----- Exercise data -----

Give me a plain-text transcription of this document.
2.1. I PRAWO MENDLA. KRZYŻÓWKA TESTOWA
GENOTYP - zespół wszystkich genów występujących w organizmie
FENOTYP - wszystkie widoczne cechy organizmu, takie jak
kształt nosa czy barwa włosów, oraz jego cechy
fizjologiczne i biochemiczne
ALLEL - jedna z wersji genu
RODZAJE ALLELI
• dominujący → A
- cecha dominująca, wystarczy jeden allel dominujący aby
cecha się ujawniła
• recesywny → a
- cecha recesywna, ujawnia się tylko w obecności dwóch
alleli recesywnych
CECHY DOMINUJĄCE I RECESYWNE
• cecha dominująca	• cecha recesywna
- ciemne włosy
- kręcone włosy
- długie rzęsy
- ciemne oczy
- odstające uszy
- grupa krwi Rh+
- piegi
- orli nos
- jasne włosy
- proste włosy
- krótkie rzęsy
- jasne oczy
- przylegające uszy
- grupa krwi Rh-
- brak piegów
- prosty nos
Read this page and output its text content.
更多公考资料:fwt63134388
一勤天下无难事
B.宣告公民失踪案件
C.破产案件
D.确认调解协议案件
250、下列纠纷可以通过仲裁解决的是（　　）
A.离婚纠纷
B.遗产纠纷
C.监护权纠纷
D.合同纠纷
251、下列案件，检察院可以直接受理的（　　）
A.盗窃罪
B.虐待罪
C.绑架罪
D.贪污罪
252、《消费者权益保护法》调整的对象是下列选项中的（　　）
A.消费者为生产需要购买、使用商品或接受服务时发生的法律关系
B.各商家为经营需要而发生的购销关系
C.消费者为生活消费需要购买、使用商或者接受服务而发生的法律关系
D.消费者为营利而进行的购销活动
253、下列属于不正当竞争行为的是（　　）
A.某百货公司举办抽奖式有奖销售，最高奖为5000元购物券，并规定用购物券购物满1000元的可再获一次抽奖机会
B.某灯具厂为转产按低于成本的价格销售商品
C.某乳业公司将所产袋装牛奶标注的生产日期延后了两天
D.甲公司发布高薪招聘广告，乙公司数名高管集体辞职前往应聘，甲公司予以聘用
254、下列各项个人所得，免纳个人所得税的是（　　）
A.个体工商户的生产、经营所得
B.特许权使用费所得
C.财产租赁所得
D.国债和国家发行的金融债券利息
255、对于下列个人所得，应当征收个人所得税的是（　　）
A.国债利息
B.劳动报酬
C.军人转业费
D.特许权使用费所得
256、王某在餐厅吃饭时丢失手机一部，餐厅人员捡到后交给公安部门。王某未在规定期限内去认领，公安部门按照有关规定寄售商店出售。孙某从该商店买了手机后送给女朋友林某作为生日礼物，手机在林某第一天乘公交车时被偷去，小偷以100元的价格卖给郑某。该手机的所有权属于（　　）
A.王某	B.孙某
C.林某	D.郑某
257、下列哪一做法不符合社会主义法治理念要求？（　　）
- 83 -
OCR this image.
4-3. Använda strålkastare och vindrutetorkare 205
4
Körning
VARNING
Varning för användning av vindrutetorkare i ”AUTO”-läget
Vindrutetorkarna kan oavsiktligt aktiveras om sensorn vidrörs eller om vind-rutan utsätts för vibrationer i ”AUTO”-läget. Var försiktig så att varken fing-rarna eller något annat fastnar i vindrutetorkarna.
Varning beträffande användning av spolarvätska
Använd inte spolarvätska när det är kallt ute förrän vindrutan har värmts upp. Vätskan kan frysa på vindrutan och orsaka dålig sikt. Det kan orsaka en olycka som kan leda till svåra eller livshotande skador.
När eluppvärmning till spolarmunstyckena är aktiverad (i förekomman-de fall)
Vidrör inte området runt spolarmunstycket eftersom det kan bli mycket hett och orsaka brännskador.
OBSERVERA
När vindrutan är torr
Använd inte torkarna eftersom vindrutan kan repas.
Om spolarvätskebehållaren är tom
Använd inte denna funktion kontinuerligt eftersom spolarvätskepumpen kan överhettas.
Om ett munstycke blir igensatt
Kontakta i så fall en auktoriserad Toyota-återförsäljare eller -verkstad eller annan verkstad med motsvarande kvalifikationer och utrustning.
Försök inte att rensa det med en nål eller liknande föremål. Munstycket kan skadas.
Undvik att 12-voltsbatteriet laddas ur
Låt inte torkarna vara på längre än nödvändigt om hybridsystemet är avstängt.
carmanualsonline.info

-----

■ **What you are asked to do**
Of all the lines in the entries, how many contain the word "spolarvätska"? Give only the number.

■ **Solution for this problem**
2